● Given exercise
Below is the data. Give it again, complete and exact.

● Extracted information
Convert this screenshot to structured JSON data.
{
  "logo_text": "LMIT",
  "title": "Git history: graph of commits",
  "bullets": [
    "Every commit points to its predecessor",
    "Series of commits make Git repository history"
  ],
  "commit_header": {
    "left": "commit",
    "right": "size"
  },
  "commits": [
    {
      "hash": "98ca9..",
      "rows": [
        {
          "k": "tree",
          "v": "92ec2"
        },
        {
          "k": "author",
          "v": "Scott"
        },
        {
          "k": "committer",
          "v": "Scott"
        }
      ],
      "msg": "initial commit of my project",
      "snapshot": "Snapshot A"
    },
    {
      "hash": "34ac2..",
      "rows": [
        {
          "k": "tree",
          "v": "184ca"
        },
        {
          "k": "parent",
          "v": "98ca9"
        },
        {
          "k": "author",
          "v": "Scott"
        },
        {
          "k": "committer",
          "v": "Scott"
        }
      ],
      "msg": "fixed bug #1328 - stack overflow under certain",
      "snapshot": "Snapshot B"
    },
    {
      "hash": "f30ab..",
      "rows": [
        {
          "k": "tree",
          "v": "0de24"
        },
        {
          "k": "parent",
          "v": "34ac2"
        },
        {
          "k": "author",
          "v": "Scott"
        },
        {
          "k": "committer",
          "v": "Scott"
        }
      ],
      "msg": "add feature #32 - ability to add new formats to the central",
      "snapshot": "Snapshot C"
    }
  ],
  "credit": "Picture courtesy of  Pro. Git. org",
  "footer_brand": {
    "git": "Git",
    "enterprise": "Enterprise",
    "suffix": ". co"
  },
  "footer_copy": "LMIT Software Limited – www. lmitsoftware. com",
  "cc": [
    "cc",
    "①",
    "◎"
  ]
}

● Task answer
Convert this screenshot to structured JSON data.
{
  "logo_text": "LMIT",
  "title": "Git history: graph of commits",
  "bullets": [
    "Every commit points to its predecessor",
    "Series of commits make Git repository history"
  ],
  "commit_header": {
    "left": "commit",
    "right": "size"
  },
  "commits": [
    {
      "hash": "98ca9..",
      "rows": [
        {
          "k": "tree",
          "v": "92ec2"
        },
        {
          "k": "author",
          "v": "Scott"
        },
        {
          "k": "committer",
          "v": "Scott"
        }
      ],
      "msg": "initial commit of my project",
      "snapshot": "Snapshot A"
    },
    {
      "hash": "34ac2..",
      "rows": [
        {
          "k": "tree",
          "v": "184ca"
        },
        {
          "k": "parent",
          "v": "98ca9"
        },
        {
          "k": "author",
          "v": "Scott"
        },
        {
          "k": "committer",
          "v": "Scott"
        }
      ],
      "msg": "fixed bug #1328 - stack overflow under certain",
      "snapshot": "Snapshot B"
    },
    {
      "hash": "f30ab..",
      "rows": [
        {
          "k": "tree",
          "v": "0de24"
        },
        {
          "k": "parent",
          "v": "34ac2"
        },
        {
          "k": "author",
          "v": "Scott"
        },
        {
          "k": "committer",
          "v": "Scott"
        }
      ],
      "msg": "add feature #32 - ability to add new formats to the central",
      "snapshot": "Snapshot C"
    }
  ],
  "credit": "Picture courtesy of  Pro. Git. org",
  "footer_brand": {
    "git": "Git",
    "enterprise": "Enterprise",
    "suffix": ". co"
  },
  "footer_copy": "LMIT Software Limited – www. lmitsoftware. com",
  "cc": [
    "cc",
    "①",
    "◎"
  ]
}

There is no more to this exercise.